=== Information shown ===

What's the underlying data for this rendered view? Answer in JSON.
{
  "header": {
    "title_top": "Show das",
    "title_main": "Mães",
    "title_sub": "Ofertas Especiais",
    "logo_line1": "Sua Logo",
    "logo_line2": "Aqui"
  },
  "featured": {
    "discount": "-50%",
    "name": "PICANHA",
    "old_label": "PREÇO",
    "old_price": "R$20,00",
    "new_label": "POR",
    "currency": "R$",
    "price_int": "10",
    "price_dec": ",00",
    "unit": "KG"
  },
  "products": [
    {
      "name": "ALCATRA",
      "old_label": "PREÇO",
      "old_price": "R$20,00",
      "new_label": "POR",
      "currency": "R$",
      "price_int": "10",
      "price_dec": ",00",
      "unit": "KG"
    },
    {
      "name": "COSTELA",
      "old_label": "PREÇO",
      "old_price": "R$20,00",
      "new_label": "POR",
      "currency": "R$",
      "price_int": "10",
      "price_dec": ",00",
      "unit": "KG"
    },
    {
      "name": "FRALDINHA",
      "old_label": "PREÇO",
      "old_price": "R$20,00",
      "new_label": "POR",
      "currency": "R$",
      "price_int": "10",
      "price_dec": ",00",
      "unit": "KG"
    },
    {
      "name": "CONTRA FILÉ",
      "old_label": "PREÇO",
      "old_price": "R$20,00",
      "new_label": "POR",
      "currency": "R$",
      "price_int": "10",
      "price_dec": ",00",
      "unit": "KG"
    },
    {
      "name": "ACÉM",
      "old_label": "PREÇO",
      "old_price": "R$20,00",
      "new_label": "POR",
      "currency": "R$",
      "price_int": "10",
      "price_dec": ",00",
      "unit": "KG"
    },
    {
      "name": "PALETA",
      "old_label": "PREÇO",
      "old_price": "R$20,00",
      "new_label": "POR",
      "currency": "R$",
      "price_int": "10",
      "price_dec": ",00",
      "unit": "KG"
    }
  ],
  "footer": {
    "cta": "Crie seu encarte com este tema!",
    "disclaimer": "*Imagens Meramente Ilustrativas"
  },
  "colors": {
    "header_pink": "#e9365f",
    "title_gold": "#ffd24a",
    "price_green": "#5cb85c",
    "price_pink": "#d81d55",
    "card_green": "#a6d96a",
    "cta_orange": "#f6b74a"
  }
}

===

--- What needs to be done ---
Reproduce each record exactly, leaving nothing out.

--- Expected answer ---
What's the underlying data for this rendered view? Answer in JSON.
{
  "header": {
    "title_top": "Show das",
    "title_main": "Mães",
    "title_sub": "Ofertas Especiais",
    "logo_line1": "Sua Logo",
    "logo_line2": "Aqui"
  },
  "featured": {
    "discount": "-50%",
    "name": "PICANHA",
    "old_label": "PREÇO",
    "old_price": "R$20,00",
    "new_label": "POR",
    "currency": "R$",
    "price_int": "10",
    "price_dec": ",00",
    "unit": "KG"
  },
  "products": [
    {
      "name": "ALCATRA",
      "old_label": "PREÇO",
      "old_price": "R$20,00",
      "new_label": "POR",
      "currency": "R$",
      "price_int": "10",
      "price_dec": ",00",
      "unit": "KG"
    },
    {
      "name": "COSTELA",
      "old_label": "PREÇO",
      "old_price": "R$20,00",
      "new_label": "POR",
      "currency": "R$",
      "price_int": "10",
      "price_dec": ",00",
      "unit": "KG"
    },
    {
      "name": "FRALDINHA",
      "old_label": "PREÇO",
      "old_price": "R$20,00",
      "new_label": "POR",
      "currency": "R$",
      "price_int": "10",
      "price_dec": ",00",
      "unit": "KG"
    },
    {
      "name": "CONTRA FILÉ",
      "old_label": "PREÇO",
      "old_price": "R$20,00",
      "new_label": "POR",
      "currency": "R$",
      "price_int": "10",
      "price_dec": ",00",
      "unit": "KG"
    },
    {
      "name": "ACÉM",
      "old_label": "PREÇO",
      "old_price": "R$20,00",
      "new_label": "POR",
      "currency": "R$",
      "price_int": "10",
      "price_dec": ",00",
      "unit": "KG"
    },
    {
      "name": "PALETA",
      "old_label": "PREÇO",
      "old_price": "R$20,00",
      "new_label": "POR",
      "currency": "R$",
      "price_int": "10",
      "price_dec": ",00",
      "unit": "KG"
    }
  ],
  "footer": {
    "cta": "Crie seu encarte com este tema!",
    "disclaimer": "*Imagens Meramente Ilustrativas"
  },
  "colors": {
    "header_pink": "#e9365f",
    "title_gold": "#ffd24a",
    "price_green": "#5cb85c",
    "price_pink": "#d81d55",
    "card_green": "#a6d96a",
    "cta_orange": "#f6b74a"
  }
}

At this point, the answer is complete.